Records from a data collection
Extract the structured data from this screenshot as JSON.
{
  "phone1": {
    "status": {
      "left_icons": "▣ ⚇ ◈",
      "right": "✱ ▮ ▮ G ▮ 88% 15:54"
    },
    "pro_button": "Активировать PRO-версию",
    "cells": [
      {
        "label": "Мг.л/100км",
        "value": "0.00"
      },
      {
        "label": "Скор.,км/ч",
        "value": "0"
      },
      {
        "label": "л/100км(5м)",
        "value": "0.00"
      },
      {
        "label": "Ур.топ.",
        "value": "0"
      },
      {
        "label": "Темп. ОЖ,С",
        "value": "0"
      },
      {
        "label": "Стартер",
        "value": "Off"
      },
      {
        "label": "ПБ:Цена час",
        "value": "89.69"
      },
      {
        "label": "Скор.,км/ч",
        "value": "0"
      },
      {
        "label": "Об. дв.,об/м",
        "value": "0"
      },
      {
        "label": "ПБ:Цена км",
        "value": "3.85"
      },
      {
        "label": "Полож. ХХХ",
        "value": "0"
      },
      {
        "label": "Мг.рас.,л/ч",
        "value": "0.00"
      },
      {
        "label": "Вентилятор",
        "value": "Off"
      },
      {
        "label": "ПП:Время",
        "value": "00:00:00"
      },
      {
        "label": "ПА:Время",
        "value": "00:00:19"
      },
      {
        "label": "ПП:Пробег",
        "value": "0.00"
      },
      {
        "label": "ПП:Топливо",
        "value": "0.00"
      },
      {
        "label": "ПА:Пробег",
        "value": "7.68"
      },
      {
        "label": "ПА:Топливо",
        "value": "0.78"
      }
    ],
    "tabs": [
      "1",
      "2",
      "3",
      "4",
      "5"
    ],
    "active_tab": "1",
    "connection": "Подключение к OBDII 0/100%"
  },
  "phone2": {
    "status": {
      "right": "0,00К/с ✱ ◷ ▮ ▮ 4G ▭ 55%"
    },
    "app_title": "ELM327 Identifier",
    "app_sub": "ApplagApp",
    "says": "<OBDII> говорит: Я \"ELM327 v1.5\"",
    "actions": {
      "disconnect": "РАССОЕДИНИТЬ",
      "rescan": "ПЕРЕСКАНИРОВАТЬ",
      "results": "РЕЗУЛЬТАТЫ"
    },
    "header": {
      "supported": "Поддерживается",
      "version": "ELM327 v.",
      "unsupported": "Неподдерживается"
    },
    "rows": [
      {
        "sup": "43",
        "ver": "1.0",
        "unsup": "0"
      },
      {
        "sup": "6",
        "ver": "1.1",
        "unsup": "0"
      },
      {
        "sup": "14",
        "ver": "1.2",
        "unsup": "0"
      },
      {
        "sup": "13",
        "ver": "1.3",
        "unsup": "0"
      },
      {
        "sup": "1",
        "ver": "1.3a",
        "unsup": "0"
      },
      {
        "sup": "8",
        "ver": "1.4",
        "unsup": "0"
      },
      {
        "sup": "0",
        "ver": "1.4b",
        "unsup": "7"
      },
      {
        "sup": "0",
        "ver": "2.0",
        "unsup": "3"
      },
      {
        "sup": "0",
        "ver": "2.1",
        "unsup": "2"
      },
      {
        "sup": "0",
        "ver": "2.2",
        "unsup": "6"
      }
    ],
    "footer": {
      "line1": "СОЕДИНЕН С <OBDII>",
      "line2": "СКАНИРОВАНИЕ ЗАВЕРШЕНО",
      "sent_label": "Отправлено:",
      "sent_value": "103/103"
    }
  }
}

Given exercise:
Across the entries, how many lines contain "OBDII"? Reply with the number only.

Expected answer:
3